** BEGIN Supplied material **
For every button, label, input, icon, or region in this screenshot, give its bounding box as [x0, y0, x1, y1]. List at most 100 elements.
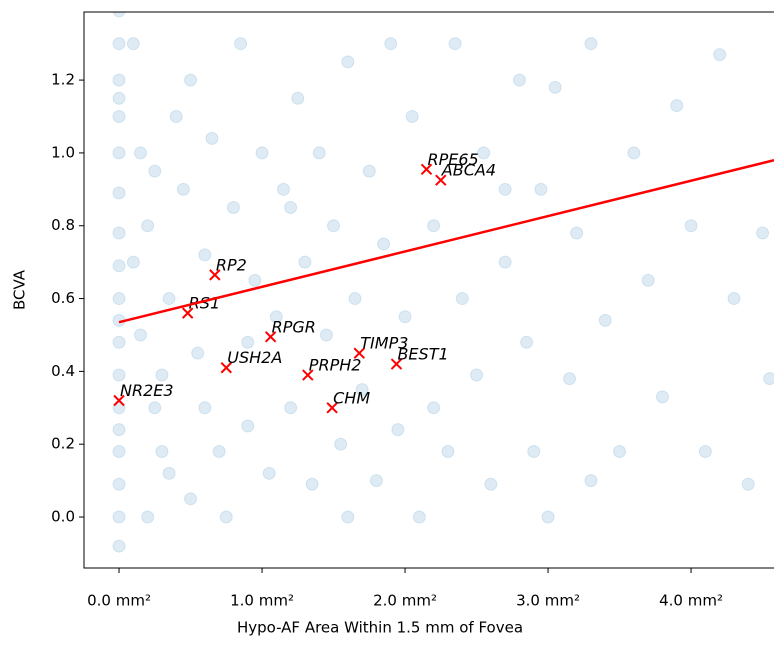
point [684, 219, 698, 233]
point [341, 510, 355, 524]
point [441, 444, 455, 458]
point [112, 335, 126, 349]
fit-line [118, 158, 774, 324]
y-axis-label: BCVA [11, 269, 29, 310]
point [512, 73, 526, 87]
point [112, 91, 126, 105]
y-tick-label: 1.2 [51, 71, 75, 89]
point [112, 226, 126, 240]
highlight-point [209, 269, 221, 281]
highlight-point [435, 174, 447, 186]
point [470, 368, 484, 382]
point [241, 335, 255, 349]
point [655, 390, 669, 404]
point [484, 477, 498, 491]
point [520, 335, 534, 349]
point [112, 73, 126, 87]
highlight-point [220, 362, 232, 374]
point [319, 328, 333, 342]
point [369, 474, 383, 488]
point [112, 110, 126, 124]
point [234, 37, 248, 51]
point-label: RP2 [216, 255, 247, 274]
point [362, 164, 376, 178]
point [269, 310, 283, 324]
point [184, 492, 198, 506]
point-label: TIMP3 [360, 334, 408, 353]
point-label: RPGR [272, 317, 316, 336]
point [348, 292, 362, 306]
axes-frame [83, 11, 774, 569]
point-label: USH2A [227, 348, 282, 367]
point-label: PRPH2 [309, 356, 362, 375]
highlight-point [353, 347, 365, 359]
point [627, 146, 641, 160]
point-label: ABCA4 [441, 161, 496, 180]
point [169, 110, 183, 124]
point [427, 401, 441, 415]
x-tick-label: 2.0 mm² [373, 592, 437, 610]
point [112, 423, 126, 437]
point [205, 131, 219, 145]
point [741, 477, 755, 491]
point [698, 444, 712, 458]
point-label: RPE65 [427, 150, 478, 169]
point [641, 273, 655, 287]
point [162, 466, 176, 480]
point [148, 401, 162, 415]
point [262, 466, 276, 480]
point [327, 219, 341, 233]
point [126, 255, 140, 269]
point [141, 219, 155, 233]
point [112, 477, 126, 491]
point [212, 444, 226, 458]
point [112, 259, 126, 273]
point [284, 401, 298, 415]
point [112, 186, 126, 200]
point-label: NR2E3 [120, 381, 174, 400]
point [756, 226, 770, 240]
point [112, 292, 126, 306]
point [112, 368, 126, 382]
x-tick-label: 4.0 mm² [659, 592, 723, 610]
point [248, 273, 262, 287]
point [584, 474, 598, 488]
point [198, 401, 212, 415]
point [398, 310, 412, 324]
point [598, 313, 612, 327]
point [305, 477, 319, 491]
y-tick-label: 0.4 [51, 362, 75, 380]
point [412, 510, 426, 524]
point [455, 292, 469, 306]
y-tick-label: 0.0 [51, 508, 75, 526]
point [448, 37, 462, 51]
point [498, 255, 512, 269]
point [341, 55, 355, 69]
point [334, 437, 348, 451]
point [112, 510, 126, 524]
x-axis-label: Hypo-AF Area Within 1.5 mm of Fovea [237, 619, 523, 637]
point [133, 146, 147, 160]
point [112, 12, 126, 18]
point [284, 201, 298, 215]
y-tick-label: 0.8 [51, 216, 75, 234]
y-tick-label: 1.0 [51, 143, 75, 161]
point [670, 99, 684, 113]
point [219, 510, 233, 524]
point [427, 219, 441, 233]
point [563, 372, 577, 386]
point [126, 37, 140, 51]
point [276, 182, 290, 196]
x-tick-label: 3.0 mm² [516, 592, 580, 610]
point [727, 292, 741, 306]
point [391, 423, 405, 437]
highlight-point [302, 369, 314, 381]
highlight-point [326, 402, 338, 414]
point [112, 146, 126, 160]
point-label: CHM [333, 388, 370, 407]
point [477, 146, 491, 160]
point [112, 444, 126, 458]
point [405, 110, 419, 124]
** END Supplied material **
** BEGIN Supplied material **
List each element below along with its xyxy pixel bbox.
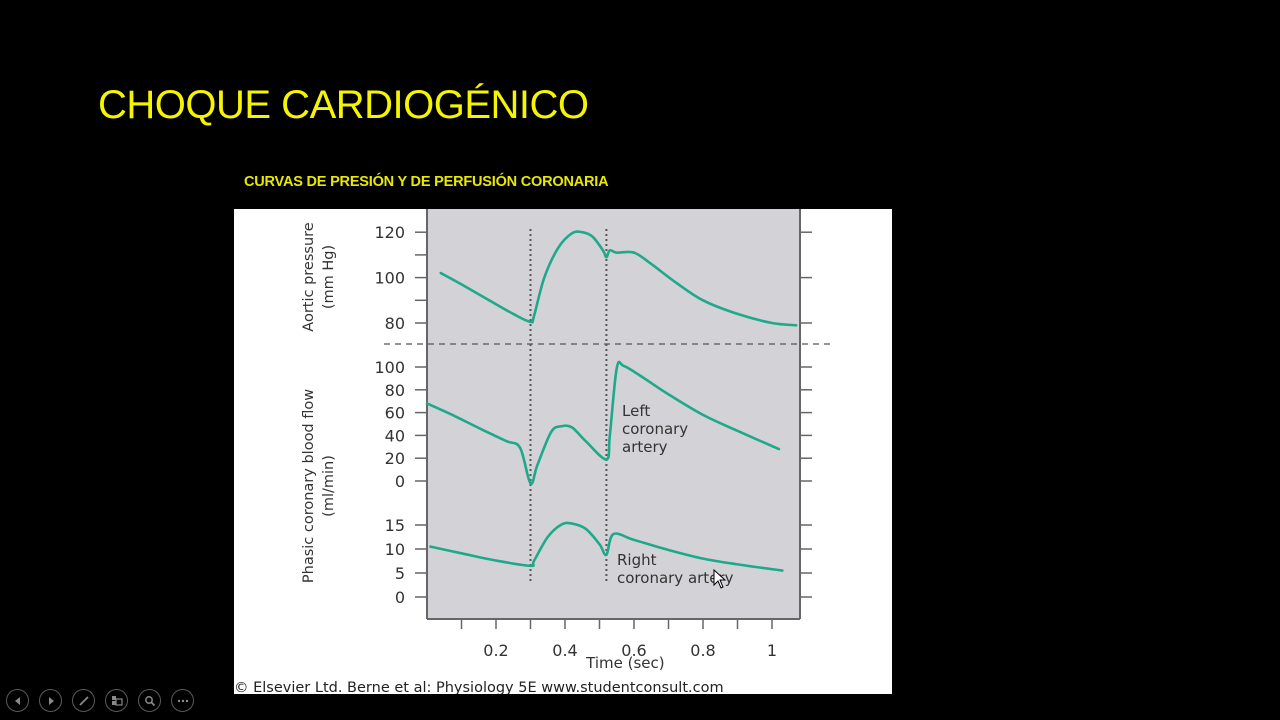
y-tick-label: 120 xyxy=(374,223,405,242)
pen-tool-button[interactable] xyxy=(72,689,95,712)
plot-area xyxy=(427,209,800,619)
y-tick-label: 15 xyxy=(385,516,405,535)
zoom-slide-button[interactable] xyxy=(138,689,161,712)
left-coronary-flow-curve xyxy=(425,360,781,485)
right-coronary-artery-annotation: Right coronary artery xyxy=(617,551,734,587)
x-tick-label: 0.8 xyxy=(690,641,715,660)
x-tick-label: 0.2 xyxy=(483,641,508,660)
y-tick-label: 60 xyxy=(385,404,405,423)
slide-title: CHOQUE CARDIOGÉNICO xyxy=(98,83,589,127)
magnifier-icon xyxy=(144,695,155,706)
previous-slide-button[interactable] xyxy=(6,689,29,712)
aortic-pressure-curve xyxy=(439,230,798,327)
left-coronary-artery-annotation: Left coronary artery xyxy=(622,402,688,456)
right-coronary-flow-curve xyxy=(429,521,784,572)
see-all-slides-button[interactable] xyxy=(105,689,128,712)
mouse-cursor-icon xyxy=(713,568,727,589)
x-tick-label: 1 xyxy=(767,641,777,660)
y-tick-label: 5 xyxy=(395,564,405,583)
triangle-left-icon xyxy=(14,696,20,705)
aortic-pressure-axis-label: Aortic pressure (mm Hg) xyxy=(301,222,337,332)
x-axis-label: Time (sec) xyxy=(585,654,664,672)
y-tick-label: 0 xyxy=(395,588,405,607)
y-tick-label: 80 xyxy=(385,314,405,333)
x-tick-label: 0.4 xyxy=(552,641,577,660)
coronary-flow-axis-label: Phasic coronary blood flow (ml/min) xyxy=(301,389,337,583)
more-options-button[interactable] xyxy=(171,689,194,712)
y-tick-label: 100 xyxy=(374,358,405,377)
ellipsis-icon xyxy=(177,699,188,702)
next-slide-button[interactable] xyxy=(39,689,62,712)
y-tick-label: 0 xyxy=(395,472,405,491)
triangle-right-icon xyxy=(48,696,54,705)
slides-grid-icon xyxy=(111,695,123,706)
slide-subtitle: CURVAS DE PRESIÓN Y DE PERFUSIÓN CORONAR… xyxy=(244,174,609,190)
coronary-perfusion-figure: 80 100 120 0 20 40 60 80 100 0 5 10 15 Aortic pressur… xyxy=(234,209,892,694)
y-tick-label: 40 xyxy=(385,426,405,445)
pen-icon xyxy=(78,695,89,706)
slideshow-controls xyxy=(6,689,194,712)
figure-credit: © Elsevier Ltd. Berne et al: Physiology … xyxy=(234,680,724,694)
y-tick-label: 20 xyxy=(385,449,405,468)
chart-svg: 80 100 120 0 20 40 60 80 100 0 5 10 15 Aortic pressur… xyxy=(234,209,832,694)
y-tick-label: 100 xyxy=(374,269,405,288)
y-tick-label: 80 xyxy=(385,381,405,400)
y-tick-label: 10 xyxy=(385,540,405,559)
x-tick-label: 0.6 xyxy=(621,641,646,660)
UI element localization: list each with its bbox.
** END Supplied material **
* _Exercise aim_
Could you retype everything in the material from the line containing "point [684, 219, 698, 233]" down to the line containing "point [112, 110, 126, 124]", including both of those lines?

* _Response_
point [684, 219, 698, 233]
point [341, 510, 355, 524]
point [441, 444, 455, 458]
point [112, 335, 126, 349]
fit-line [118, 158, 774, 324]
y-axis-label: BCVA [11, 269, 29, 310]
point [512, 73, 526, 87]
point [112, 91, 126, 105]
y-tick-label: 1.2 [51, 71, 75, 89]
point [112, 226, 126, 240]
highlight-point [209, 269, 221, 281]
highlight-point [435, 174, 447, 186]
point [470, 368, 484, 382]
point [241, 335, 255, 349]
point [655, 390, 669, 404]
point [484, 477, 498, 491]
point [520, 335, 534, 349]
point [112, 73, 126, 87]
highlight-point [220, 362, 232, 374]
point [319, 328, 333, 342]
point [369, 474, 383, 488]
point [112, 110, 126, 124]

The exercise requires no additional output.